--- Begin Available data ---

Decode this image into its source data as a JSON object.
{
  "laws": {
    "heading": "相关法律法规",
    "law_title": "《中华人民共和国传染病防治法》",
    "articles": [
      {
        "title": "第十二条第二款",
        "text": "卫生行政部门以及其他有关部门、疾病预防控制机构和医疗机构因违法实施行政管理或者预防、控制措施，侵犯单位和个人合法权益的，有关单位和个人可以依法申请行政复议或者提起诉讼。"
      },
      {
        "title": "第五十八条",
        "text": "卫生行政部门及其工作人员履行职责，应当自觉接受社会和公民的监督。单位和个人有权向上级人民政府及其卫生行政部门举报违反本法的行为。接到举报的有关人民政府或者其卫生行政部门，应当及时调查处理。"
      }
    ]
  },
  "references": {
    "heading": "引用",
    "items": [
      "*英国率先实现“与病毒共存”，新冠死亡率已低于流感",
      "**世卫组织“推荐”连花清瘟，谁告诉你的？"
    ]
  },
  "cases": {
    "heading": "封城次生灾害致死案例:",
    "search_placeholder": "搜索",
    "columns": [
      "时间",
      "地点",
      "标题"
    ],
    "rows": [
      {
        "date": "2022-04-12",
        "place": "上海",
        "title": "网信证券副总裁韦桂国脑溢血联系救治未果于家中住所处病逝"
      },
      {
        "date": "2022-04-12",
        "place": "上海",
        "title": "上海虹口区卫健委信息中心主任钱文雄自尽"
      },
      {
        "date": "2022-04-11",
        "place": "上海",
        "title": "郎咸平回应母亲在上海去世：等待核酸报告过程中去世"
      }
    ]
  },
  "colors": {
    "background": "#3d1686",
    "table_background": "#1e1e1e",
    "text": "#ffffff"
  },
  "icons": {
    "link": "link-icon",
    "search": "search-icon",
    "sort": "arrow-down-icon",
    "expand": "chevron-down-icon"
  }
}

--- End Available data ---

Using the exact wording, write out all of the records.

Decode this image into its source data as a JSON object.
{
  "laws": {
    "heading": "相关法律法规",
    "law_title": "《中华人民共和国传染病防治法》",
    "articles": [
      {
        "title": "第十二条第二款",
        "text": "卫生行政部门以及其他有关部门、疾病预防控制机构和医疗机构因违法实施行政管理或者预防、控制措施，侵犯单位和个人合法权益的，有关单位和个人可以依法申请行政复议或者提起诉讼。"
      },
      {
        "title": "第五十八条",
        "text": "卫生行政部门及其工作人员履行职责，应当自觉接受社会和公民的监督。单位和个人有权向上级人民政府及其卫生行政部门举报违反本法的行为。接到举报的有关人民政府或者其卫生行政部门，应当及时调查处理。"
      }
    ]
  },
  "references": {
    "heading": "引用",
    "items": [
      "*英国率先实现“与病毒共存”，新冠死亡率已低于流感",
      "**世卫组织“推荐”连花清瘟，谁告诉你的？"
    ]
  },
  "cases": {
    "heading": "封城次生灾害致死案例:",
    "search_placeholder": "搜索",
    "columns": [
      "时间",
      "地点",
      "标题"
    ],
    "rows": [
      {
        "date": "2022-04-12",
        "place": "上海",
        "title": "网信证券副总裁韦桂国脑溢血联系救治未果于家中住所处病逝"
      },
      {
        "date": "2022-04-12",
        "place": "上海",
        "title": "上海虹口区卫健委信息中心主任钱文雄自尽"
      },
      {
        "date": "2022-04-11",
        "place": "上海",
        "title": "郎咸平回应母亲在上海去世：等待核酸报告过程中去世"
      }
    ]
  },
  "colors": {
    "background": "#3d1686",
    "table_background": "#1e1e1e",
    "text": "#ffffff"
  },
  "icons": {
    "link": "link-icon",
    "search": "search-icon",
    "sort": "arrow-down-icon",
    "expand": "chevron-down-icon"
  }
}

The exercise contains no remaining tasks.